* [Entries shown]
——

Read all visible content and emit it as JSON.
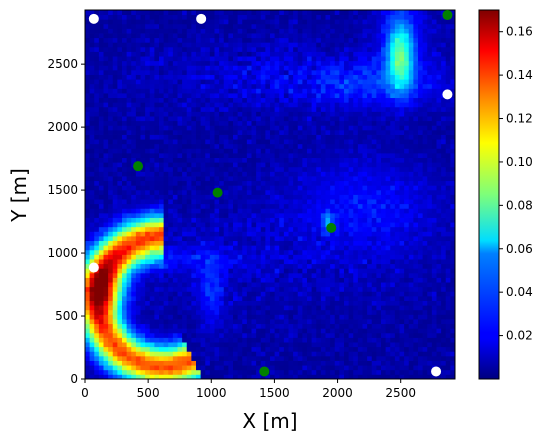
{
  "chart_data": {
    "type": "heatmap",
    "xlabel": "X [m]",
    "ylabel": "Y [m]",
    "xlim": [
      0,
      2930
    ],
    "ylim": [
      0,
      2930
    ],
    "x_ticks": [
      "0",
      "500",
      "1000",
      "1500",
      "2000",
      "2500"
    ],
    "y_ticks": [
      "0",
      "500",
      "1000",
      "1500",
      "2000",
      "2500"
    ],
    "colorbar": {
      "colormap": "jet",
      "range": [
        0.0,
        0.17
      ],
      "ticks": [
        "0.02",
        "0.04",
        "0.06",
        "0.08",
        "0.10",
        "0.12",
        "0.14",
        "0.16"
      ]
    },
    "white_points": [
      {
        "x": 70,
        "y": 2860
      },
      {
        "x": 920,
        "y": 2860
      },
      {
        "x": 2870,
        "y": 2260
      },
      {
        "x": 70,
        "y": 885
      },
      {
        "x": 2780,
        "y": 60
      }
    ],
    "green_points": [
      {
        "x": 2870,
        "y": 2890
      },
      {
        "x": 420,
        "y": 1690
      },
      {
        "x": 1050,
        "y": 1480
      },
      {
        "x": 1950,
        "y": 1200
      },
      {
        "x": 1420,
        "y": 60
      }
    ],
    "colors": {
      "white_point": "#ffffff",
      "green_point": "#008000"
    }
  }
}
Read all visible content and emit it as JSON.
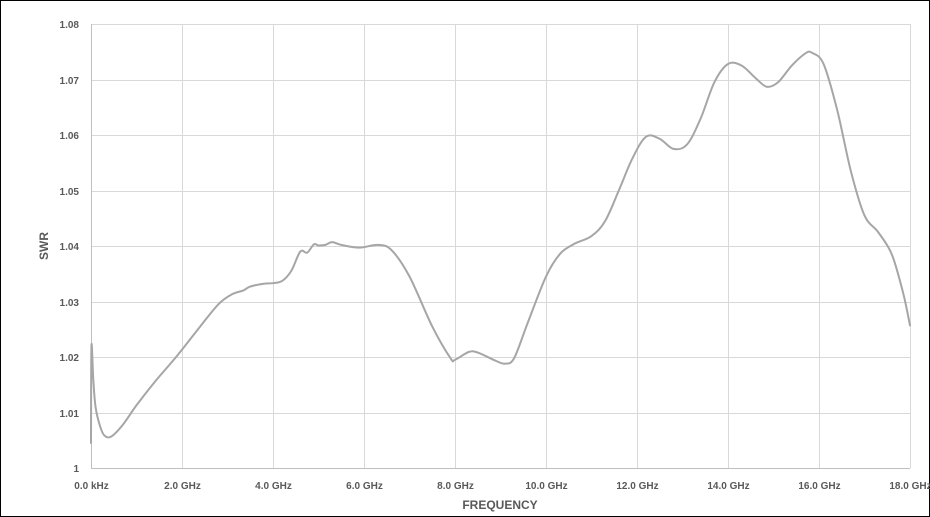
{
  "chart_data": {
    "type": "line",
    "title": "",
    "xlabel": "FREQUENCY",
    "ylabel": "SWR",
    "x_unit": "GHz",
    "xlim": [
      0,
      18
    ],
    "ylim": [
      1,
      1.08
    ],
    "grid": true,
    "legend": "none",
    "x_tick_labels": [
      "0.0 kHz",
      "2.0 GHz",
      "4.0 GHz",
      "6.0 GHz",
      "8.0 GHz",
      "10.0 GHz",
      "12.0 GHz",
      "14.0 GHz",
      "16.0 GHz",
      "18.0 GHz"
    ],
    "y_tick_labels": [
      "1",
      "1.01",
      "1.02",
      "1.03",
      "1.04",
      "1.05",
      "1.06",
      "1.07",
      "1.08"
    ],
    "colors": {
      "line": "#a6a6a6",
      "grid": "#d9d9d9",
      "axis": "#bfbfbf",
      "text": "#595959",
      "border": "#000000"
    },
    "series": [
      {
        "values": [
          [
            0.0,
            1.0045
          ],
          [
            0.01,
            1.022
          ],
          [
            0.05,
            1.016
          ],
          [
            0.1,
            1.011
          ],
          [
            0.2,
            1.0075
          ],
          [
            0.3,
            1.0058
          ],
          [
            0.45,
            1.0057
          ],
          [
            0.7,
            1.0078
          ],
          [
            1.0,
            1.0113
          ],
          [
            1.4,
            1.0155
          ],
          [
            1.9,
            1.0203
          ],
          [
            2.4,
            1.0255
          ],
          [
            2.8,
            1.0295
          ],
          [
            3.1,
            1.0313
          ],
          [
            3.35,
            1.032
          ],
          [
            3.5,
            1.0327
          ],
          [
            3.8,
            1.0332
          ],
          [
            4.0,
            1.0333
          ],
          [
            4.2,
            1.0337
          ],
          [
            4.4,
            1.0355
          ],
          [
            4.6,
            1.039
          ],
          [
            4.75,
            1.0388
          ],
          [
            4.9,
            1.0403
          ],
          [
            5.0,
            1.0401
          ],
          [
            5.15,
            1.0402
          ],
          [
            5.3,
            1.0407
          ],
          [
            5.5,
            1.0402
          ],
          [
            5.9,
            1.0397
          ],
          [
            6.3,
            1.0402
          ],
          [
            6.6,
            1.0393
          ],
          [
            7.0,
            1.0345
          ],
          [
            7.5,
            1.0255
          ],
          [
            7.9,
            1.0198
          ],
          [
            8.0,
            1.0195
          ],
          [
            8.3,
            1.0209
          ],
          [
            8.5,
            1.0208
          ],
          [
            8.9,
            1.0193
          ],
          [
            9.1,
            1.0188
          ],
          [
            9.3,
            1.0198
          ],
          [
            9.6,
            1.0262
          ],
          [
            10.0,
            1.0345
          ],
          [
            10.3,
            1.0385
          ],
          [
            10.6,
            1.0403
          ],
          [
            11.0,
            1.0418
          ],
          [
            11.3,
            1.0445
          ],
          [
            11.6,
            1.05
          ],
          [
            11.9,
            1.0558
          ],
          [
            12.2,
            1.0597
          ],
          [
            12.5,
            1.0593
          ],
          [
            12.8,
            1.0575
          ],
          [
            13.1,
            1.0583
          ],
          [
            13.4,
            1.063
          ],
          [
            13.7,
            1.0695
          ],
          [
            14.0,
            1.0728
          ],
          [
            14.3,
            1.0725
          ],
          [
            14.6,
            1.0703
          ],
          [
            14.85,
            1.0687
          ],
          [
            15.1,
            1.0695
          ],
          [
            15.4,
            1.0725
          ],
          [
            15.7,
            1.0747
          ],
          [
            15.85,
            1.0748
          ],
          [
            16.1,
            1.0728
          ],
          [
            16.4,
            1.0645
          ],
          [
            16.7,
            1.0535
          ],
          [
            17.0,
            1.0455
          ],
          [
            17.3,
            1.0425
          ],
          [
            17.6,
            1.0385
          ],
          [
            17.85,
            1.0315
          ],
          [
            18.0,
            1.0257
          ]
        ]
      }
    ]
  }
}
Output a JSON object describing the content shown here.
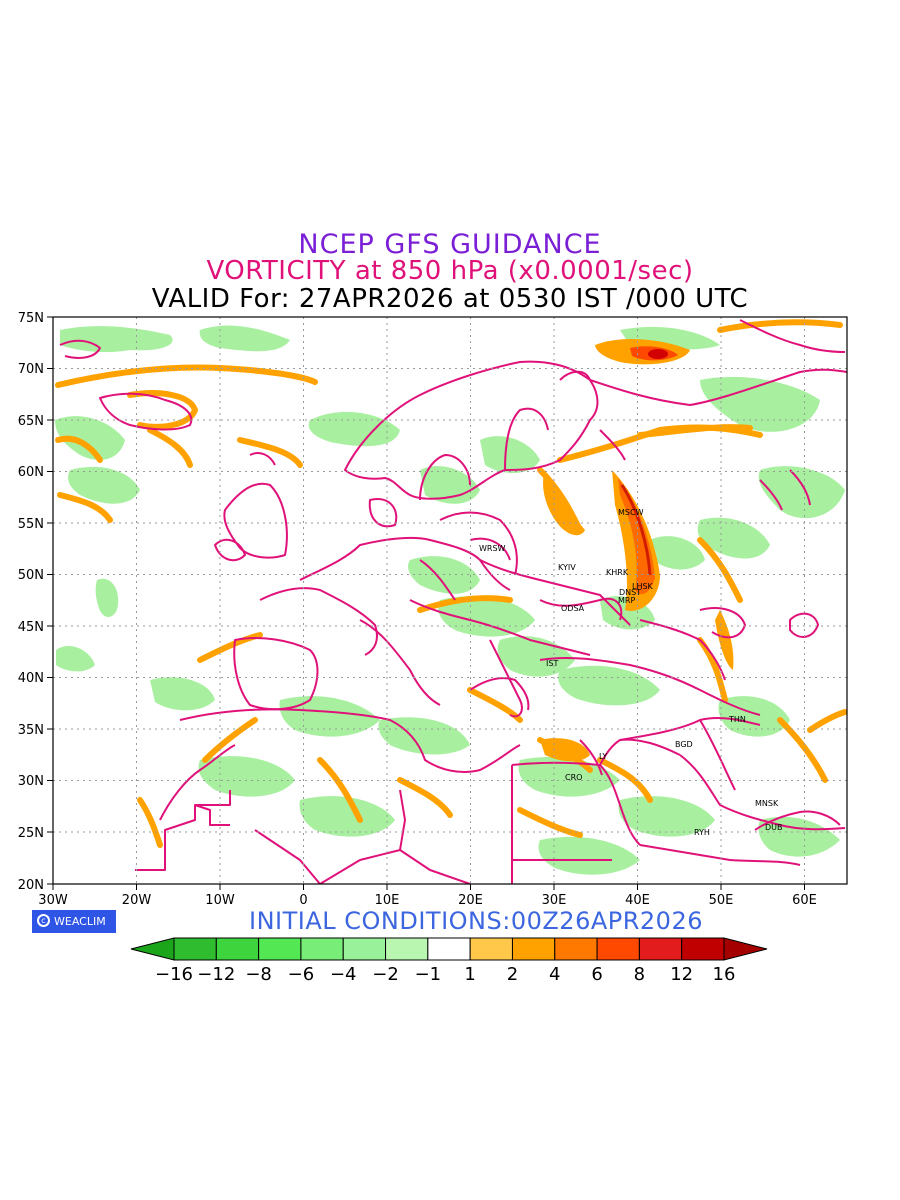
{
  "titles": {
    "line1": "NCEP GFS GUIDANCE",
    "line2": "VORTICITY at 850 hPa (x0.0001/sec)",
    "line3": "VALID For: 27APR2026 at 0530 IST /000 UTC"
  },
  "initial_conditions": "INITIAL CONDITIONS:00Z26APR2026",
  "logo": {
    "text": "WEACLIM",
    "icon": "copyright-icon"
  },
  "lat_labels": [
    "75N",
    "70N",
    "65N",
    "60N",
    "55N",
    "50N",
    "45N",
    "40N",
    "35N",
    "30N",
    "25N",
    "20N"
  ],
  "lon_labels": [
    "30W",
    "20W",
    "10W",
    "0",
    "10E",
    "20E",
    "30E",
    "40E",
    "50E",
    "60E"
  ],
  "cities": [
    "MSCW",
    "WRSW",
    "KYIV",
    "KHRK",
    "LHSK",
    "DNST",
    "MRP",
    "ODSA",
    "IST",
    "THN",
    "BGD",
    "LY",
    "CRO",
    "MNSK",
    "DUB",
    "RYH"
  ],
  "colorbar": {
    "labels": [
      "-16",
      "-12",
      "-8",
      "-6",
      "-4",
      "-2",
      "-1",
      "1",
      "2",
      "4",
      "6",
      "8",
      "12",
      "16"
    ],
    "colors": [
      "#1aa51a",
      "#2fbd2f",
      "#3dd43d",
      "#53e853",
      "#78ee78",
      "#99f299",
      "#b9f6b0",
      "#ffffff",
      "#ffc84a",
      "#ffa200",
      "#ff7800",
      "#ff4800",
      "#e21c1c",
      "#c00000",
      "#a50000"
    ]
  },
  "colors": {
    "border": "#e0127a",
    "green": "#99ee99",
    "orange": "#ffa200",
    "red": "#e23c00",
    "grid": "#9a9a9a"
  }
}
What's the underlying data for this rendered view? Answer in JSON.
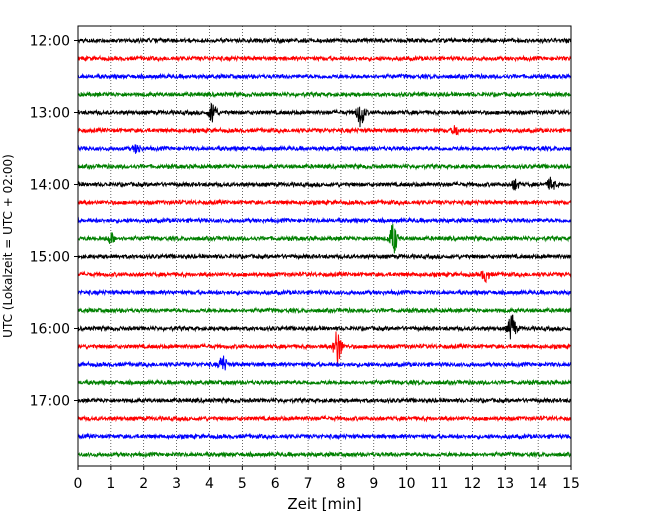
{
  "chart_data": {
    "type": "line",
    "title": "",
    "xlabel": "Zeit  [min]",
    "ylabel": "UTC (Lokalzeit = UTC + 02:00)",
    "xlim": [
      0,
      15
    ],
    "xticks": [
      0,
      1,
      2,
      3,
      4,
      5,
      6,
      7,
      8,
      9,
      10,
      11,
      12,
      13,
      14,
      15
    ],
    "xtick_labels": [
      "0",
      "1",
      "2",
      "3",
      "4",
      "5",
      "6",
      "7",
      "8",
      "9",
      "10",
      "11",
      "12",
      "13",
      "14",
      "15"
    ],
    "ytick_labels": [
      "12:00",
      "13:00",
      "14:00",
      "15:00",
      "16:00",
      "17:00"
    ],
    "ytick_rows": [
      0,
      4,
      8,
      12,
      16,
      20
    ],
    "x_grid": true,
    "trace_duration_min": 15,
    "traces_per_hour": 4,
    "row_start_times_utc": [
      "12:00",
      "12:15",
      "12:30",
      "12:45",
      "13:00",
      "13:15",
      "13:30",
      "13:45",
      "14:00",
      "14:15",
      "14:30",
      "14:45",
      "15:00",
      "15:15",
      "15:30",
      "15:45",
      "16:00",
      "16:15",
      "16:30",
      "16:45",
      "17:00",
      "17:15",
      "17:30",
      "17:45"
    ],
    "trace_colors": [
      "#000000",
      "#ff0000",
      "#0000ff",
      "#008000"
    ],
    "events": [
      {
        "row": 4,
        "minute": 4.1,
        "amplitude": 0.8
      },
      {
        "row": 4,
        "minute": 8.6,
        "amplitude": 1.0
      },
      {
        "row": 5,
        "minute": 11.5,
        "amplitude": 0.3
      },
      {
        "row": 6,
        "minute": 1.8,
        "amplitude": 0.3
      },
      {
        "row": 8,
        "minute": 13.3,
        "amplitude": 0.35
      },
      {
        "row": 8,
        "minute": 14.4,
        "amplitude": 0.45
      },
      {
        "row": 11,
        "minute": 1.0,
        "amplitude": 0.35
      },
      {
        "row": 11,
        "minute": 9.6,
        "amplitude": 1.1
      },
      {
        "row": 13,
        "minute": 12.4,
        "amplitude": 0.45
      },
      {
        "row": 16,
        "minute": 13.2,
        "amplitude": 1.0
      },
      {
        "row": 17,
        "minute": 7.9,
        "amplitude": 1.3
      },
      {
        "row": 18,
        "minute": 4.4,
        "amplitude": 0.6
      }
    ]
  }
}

——

* [Direction] Look through the entries above. Extract each line with the word "minute".

* [Written solution]
        "minute": 4.1,
        "minute": 8.6,
        "minute": 11.5,
        "minute": 1.8,
        "minute": 13.3,
        "minute": 14.4,
        "minute": 1.0,
        "minute": 9.6,
        "minute": 12.4,
        "minute": 13.2,
        "minute": 7.9,
        "minute": 4.4,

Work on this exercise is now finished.